— start Material provided —

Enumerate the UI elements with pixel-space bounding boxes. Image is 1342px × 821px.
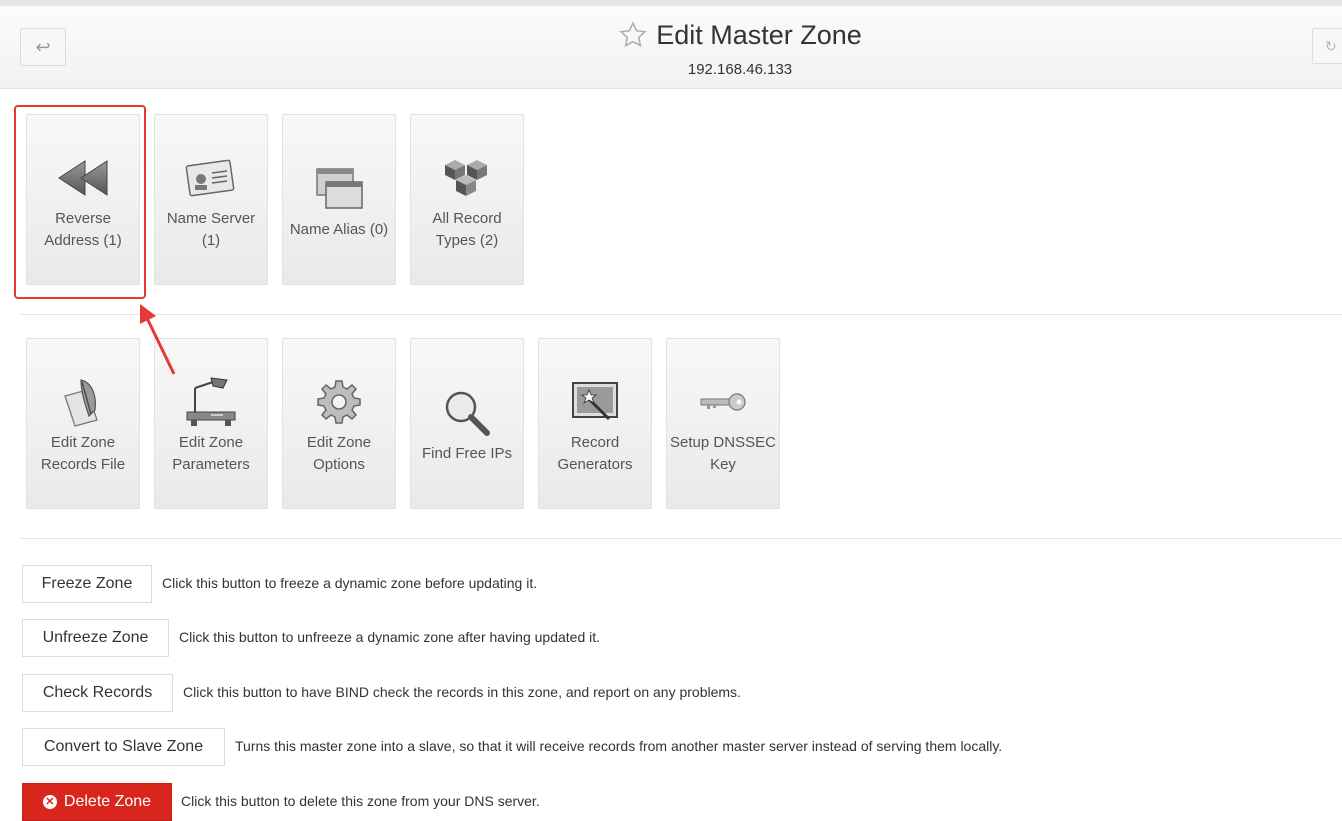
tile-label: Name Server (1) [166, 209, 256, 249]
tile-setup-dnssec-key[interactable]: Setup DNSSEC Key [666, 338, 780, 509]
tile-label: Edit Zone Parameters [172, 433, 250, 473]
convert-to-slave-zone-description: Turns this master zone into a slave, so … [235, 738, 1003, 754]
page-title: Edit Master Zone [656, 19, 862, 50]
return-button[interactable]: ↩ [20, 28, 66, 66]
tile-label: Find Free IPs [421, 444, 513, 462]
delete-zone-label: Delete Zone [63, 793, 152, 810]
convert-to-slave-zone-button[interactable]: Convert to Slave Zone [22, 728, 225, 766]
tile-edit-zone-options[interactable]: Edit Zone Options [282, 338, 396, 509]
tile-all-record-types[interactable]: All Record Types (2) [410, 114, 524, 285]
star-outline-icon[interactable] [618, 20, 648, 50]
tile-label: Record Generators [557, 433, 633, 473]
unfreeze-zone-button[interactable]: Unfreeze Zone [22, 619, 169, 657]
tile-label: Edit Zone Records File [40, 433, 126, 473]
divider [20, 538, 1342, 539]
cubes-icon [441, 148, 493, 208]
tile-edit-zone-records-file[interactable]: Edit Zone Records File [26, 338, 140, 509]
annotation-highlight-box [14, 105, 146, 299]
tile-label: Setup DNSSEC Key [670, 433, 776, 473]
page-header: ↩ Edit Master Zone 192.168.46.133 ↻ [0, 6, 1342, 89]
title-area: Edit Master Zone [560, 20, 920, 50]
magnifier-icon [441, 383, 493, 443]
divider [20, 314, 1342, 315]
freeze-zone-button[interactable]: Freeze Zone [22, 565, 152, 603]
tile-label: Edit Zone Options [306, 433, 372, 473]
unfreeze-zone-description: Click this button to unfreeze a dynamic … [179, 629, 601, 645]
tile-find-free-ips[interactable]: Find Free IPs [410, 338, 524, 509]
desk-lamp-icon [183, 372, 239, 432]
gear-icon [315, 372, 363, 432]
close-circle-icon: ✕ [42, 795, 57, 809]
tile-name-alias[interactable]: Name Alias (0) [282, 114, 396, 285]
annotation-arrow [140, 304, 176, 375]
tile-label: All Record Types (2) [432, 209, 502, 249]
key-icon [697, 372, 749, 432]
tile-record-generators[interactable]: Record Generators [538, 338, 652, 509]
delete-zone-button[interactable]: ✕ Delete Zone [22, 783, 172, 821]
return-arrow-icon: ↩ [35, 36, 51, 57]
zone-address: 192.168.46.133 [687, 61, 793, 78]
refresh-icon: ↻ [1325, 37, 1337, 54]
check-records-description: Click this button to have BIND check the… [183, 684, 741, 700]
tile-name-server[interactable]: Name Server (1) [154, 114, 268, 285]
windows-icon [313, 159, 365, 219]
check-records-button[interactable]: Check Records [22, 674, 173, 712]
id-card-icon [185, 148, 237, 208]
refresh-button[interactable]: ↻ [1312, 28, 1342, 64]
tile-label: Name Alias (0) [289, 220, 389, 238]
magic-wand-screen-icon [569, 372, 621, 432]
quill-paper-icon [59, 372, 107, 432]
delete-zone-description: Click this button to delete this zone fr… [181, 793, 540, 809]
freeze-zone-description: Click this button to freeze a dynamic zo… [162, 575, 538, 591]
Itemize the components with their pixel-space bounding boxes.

— end Material provided —

> Problem requirements: Copy out the lines in the entries without any changes, from the line with "tile-label: Name Server" up to and including the line with "page-title: Edit Master".

> Reply to the exercise:
tile-label: Name Server (1) [166, 209, 256, 249]
tile-setup-dnssec-key[interactable]: Setup DNSSEC Key [666, 338, 780, 509]
tile-label: Edit Zone Parameters [172, 433, 250, 473]
convert-to-slave-zone-description: Turns this master zone into a slave, so … [235, 738, 1003, 754]
page-title: Edit Master Zone [656, 19, 862, 50]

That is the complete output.